Your instructions: Return the records exactly as they are.

Records from a data collection:
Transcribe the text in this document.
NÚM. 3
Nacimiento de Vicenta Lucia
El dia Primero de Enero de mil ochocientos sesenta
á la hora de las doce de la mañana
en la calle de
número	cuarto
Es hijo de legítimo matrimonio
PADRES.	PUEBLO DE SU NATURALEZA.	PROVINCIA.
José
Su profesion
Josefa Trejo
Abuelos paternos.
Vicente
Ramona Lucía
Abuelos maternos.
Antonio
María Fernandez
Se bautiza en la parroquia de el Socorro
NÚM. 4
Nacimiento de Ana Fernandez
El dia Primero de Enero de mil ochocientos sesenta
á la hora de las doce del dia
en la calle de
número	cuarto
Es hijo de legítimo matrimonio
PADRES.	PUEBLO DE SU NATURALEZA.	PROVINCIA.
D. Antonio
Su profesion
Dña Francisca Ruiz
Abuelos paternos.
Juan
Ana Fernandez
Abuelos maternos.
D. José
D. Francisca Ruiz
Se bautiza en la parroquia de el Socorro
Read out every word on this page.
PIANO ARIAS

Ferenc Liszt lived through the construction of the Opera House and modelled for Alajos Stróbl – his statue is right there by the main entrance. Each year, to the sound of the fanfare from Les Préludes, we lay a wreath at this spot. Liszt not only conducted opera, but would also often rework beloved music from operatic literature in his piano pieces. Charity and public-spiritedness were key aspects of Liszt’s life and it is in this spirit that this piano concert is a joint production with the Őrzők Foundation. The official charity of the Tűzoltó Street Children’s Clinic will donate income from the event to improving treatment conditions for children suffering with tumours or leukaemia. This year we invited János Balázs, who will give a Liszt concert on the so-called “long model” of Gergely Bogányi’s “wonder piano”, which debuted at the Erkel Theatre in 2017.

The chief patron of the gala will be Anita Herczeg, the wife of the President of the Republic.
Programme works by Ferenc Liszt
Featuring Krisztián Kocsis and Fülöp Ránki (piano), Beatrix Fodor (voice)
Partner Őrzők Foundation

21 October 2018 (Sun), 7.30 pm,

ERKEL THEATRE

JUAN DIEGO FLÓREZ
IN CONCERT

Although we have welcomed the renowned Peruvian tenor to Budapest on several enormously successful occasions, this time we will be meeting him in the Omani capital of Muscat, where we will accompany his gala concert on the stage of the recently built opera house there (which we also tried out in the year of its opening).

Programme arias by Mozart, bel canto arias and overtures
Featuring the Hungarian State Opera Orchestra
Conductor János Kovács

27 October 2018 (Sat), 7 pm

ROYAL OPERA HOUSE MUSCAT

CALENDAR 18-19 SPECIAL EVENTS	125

Solution to this task:
Transcribe the text in this document.
NÚM. 3
Nacimiento de Vicenta Lucia
El dia Primero de Enero de mil ochocientos sesenta
á la hora de las doce de la mañana
en la calle de
número	cuarto
Es hijo de legítimo matrimonio
PADRES.	PUEBLO DE SU NATURALEZA.	PROVINCIA.
José
Su profesion
Josefa Trejo
Abuelos paternos.
Vicente
Ramona Lucía
Abuelos maternos.
Antonio
María Fernandez
Se bautiza en la parroquia de el Socorro
NÚM. 4
Nacimiento de Ana Fernandez
El dia Primero de Enero de mil ochocientos sesenta
á la hora de las doce del dia
en la calle de
número	cuarto
Es hijo de legítimo matrimonio
PADRES.	PUEBLO DE SU NATURALEZA.	PROVINCIA.
D. Antonio
Su profesion
Dña Francisca Ruiz
Abuelos paternos.
Juan
Ana Fernandez
Abuelos maternos.
D. José
D. Francisca Ruiz
Se bautiza en la parroquia de el Socorro
Read out every word on this page.
PIANO ARIAS

Ferenc Liszt lived through the construction of the Opera House and modelled for Alajos Stróbl – his statue is right there by the main entrance. Each year, to the sound of the fanfare from Les Préludes, we lay a wreath at this spot. Liszt not only conducted opera, but would also often rework beloved music from operatic literature in his piano pieces. Charity and public-spiritedness were key aspects of Liszt’s life and it is in this spirit that this piano concert is a joint production with the Őrzők Foundation. The official charity of the Tűzoltó Street Children’s Clinic will donate income from the event to improving treatment conditions for children suffering with tumours or leukaemia. This year we invited János Balázs, who will give a Liszt concert on the so-called “long model” of Gergely Bogányi’s “wonder piano”, which debuted at the Erkel Theatre in 2017.

The chief patron of the gala will be Anita Herczeg, the wife of the President of the Republic.
Programme works by Ferenc Liszt
Featuring Krisztián Kocsis and Fülöp Ránki (piano), Beatrix Fodor (voice)
Partner Őrzők Foundation

21 October 2018 (Sun), 7.30 pm,

ERKEL THEATRE

JUAN DIEGO FLÓREZ
IN CONCERT

Although we have welcomed the renowned Peruvian tenor to Budapest on several enormously successful occasions, this time we will be meeting him in the Omani capital of Muscat, where we will accompany his gala concert on the stage of the recently built opera house there (which we also tried out in the year of its opening).

Programme arias by Mozart, bel canto arias and overtures
Featuring the Hungarian State Opera Orchestra
Conductor János Kovács

27 October 2018 (Sat), 7 pm

ROYAL OPERA HOUSE MUSCAT

CALENDAR 18-19 SPECIAL EVENTS	125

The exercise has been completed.